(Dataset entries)
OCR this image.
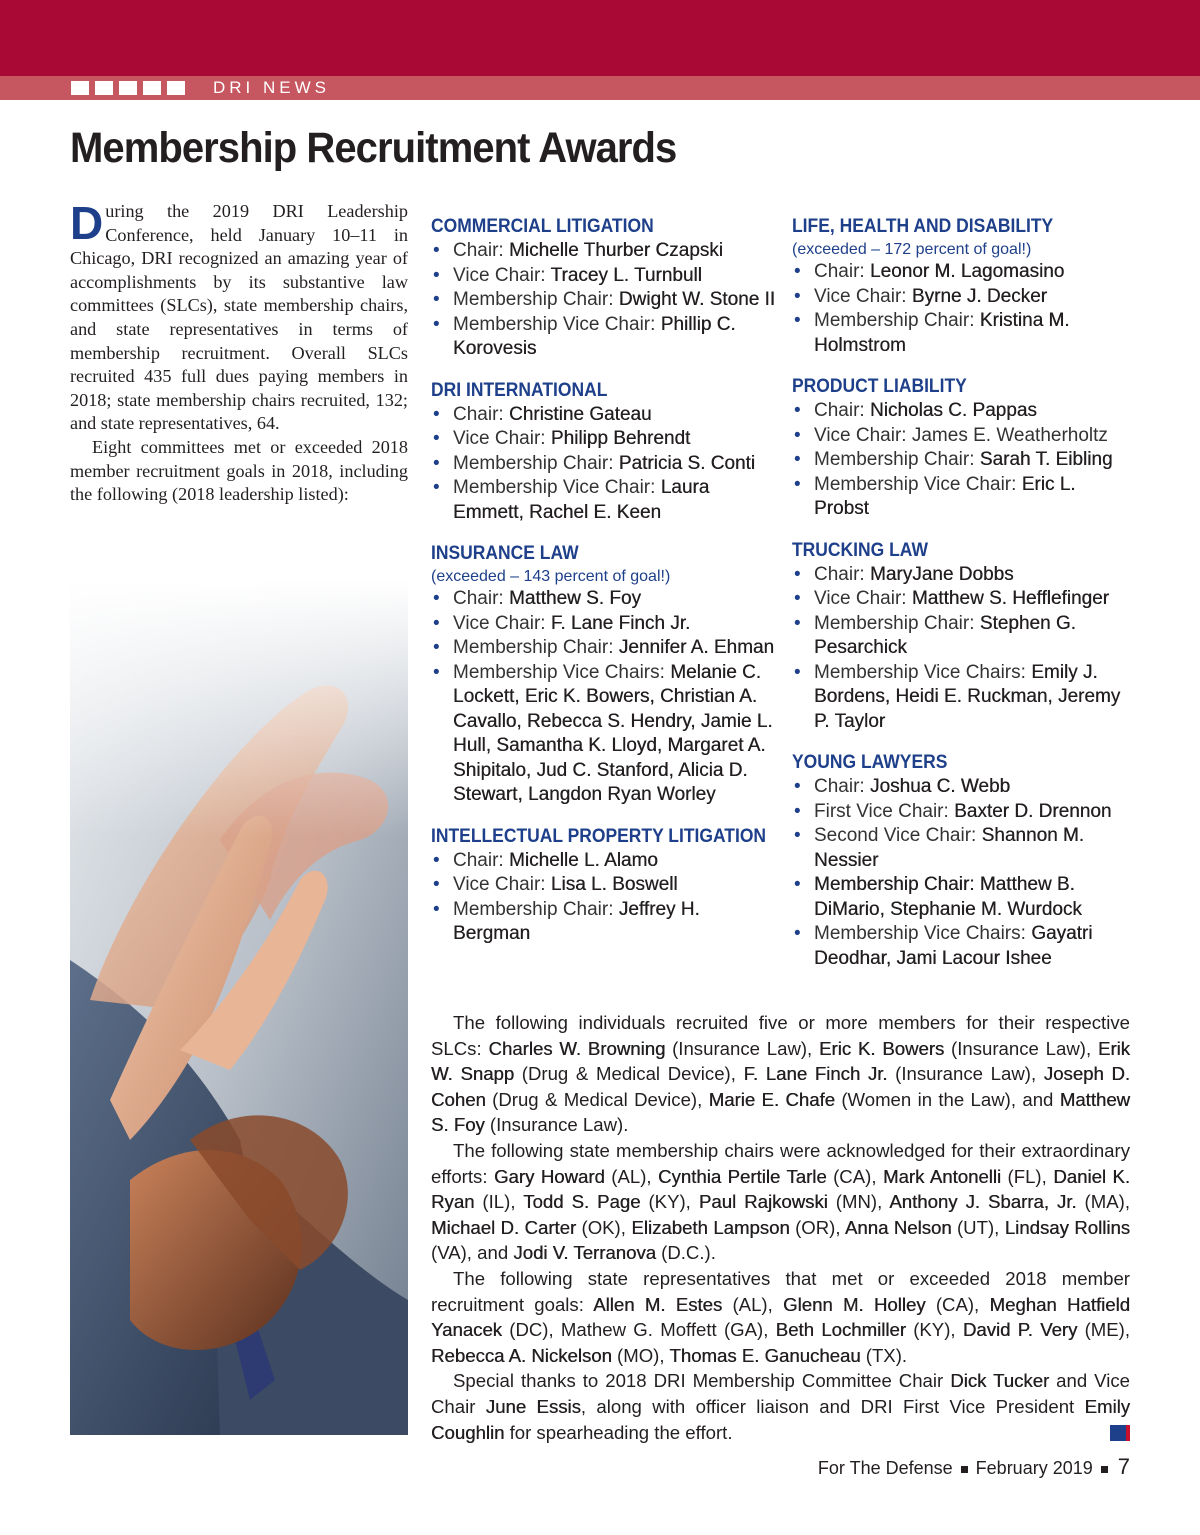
DRI NEWS
Membership Recruitment Awards

During the 2019 DRI Leadership Conference, held January 10–11 in Chicago, DRI recognized an amazing year of accomplishments by its substantive law committees (SLCs), state membership chairs, and state representatives in terms of membership recruitment. Overall SLCs recruited 435 full dues paying members in 2018; state membership chairs recruited, 132; and state representatives, 64.

Eight committees met or exceeded 2018 member recruitment goals in 2018, including the following (2018 leadership listed):

COMMERCIAL LITIGATION
• Chair: Michelle Thurber Czapski
• Vice Chair: Tracey L. Turnbull
• Membership Chair: Dwight W. Stone II
• Membership Vice Chair: Phillip C. Korovesis
DRI INTERNATIONAL
• Chair: Christine Gateau
• Vice Chair: Philipp Behrendt
• Membership Chair: Patricia S. Conti
• Membership Vice Chair: Laura Emmett, Rachel E. Keen
INSURANCE LAW
(exceeded – 143 percent of goal!)
• Chair: Matthew S. Foy
• Vice Chair: F. Lane Finch Jr.
• Membership Chair: Jennifer A. Ehman
• Membership Vice Chairs: Melanie C. Lockett, Eric K. Bowers, Christian A. Cavallo, Rebecca S. Hendry, Jamie L. Hull, Samantha K. Lloyd, Margaret A. Shipitalo, Jud C. Stanford, Alicia D. Stewart, Langdon Ryan Worley
INTELLECTUAL PROPERTY LITIGATION
• Chair: Michelle L. Alamo
• Vice Chair: Lisa L. Boswell
• Membership Chair: Jeffrey H. Bergman
LIFE, HEALTH AND DISABILITY
(exceeded – 172 percent of goal!)
• Chair: Leonor M. Lagomasino
• Vice Chair: Byrne J. Decker
• Membership Chair: Kristina M. Holmstrom
PRODUCT LIABILITY
• Chair: Nicholas C. Pappas
• Vice Chair: James E. Weatherholtz
• Membership Chair: Sarah T. Eibling
• Membership Vice Chair: Eric L. Probst
TRUCKING LAW
• Chair: MaryJane Dobbs
• Vice Chair: Matthew S. Hefflefinger
• Membership Chair: Stephen G. Pesarchick
• Membership Vice Chairs: Emily J. Bordens, Heidi E. Ruckman, Jeremy P. Taylor
YOUNG LAWYERS
• Chair: Joshua C. Webb
• First Vice Chair: Baxter D. Drennon
• Second Vice Chair: Shannon M. Nessier
• Membership Chair: Matthew B. DiMario, Stephanie M. Wurdock
• Membership Vice Chairs: Gayatri Deodhar, Jami Lacour Ishee

The following individuals recruited five or more members for their respective SLCs: Charles W. Browning (Insurance Law), Eric K. Bowers (Insurance Law), Erik W. Snapp (Drug & Medical Device), F. Lane Finch Jr. (Insurance Law), Joseph D. Cohen (Drug & Medical Device), Marie E. Chafe (Women in the Law), and Matthew S. Foy (Insurance Law).

The following state membership chairs were acknowledged for their extraordinary efforts: Gary Howard (AL), Cynthia Pertile Tarle (CA), Mark Antonelli (FL), Daniel K. Ryan (IL), Todd S. Page (KY), Paul Rajkowski (MN), Anthony J. Sbarra, Jr. (MA), Michael D. Carter (OK), Elizabeth Lampson (OR), Anna Nelson (UT), Lindsay Rollins (VA), and Jodi V. Terranova (D.C.).

The following state representatives that met or exceeded 2018 member recruitment goals: Allen M. Estes (AL), Glenn M. Holley (CA), Meghan Hatfield Yanacek (DC), Mathew G. Moffett (GA), Beth Lochmiller (KY), David P. Very (ME), Rebecca A. Nickelson (MO), Thomas E. Ganucheau (TX).

Special thanks to 2018 DRI Membership Committee Chair Dick Tucker and Vice Chair June Essis, along with officer liaison and DRI First Vice President Emily Coughlin for spearheading the effort.	FD

For The Defense February 2019 7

Short exercise →
Copy every record above exactly, leaving out any pictures.

Response to this task →
OCR this image.
DRI NEWS
Membership Recruitment Awards

During the 2019 DRI Leadership Conference, held January 10–11 in Chicago, DRI recognized an amazing year of accomplishments by its substantive law committees (SLCs), state membership chairs, and state representatives in terms of membership recruitment. Overall SLCs recruited 435 full dues paying members in 2018; state membership chairs recruited, 132; and state representatives, 64.

Eight committees met or exceeded 2018 member recruitment goals in 2018, including the following (2018 leadership listed):

COMMERCIAL LITIGATION
• Chair: Michelle Thurber Czapski
• Vice Chair: Tracey L. Turnbull
• Membership Chair: Dwight W. Stone II
• Membership Vice Chair: Phillip C. Korovesis
DRI INTERNATIONAL
• Chair: Christine Gateau
• Vice Chair: Philipp Behrendt
• Membership Chair: Patricia S. Conti
• Membership Vice Chair: Laura Emmett, Rachel E. Keen
INSURANCE LAW
(exceeded – 143 percent of goal!)
• Chair: Matthew S. Foy
• Vice Chair: F. Lane Finch Jr.
• Membership Chair: Jennifer A. Ehman
• Membership Vice Chairs: Melanie C. Lockett, Eric K. Bowers, Christian A. Cavallo, Rebecca S. Hendry, Jamie L. Hull, Samantha K. Lloyd, Margaret A. Shipitalo, Jud C. Stanford, Alicia D. Stewart, Langdon Ryan Worley
INTELLECTUAL PROPERTY LITIGATION
• Chair: Michelle L. Alamo
• Vice Chair: Lisa L. Boswell
• Membership Chair: Jeffrey H. Bergman
LIFE, HEALTH AND DISABILITY
(exceeded – 172 percent of goal!)
• Chair: Leonor M. Lagomasino
• Vice Chair: Byrne J. Decker
• Membership Chair: Kristina M. Holmstrom
PRODUCT LIABILITY
• Chair: Nicholas C. Pappas
• Vice Chair: James E. Weatherholtz
• Membership Chair: Sarah T. Eibling
• Membership Vice Chair: Eric L. Probst
TRUCKING LAW
• Chair: MaryJane Dobbs
• Vice Chair: Matthew S. Hefflefinger
• Membership Chair: Stephen G. Pesarchick
• Membership Vice Chairs: Emily J. Bordens, Heidi E. Ruckman, Jeremy P. Taylor
YOUNG LAWYERS
• Chair: Joshua C. Webb
• First Vice Chair: Baxter D. Drennon
• Second Vice Chair: Shannon M. Nessier
• Membership Chair: Matthew B. DiMario, Stephanie M. Wurdock
• Membership Vice Chairs: Gayatri Deodhar, Jami Lacour Ishee

The following individuals recruited five or more members for their respective SLCs: Charles W. Browning (Insurance Law), Eric K. Bowers (Insurance Law), Erik W. Snapp (Drug & Medical Device), F. Lane Finch Jr. (Insurance Law), Joseph D. Cohen (Drug & Medical Device), Marie E. Chafe (Women in the Law), and Matthew S. Foy (Insurance Law).

The following state membership chairs were acknowledged for their extraordinary efforts: Gary Howard (AL), Cynthia Pertile Tarle (CA), Mark Antonelli (FL), Daniel K. Ryan (IL), Todd S. Page (KY), Paul Rajkowski (MN), Anthony J. Sbarra, Jr. (MA), Michael D. Carter (OK), Elizabeth Lampson (OR), Anna Nelson (UT), Lindsay Rollins (VA), and Jodi V. Terranova (D.C.).

The following state representatives that met or exceeded 2018 member recruitment goals: Allen M. Estes (AL), Glenn M. Holley (CA), Meghan Hatfield Yanacek (DC), Mathew G. Moffett (GA), Beth Lochmiller (KY), David P. Very (ME), Rebecca A. Nickelson (MO), Thomas E. Ganucheau (TX).

Special thanks to 2018 DRI Membership Committee Chair Dick Tucker and Vice Chair June Essis, along with officer liaison and DRI First Vice President Emily Coughlin for spearheading the effort.	FD

For The Defense February 2019 7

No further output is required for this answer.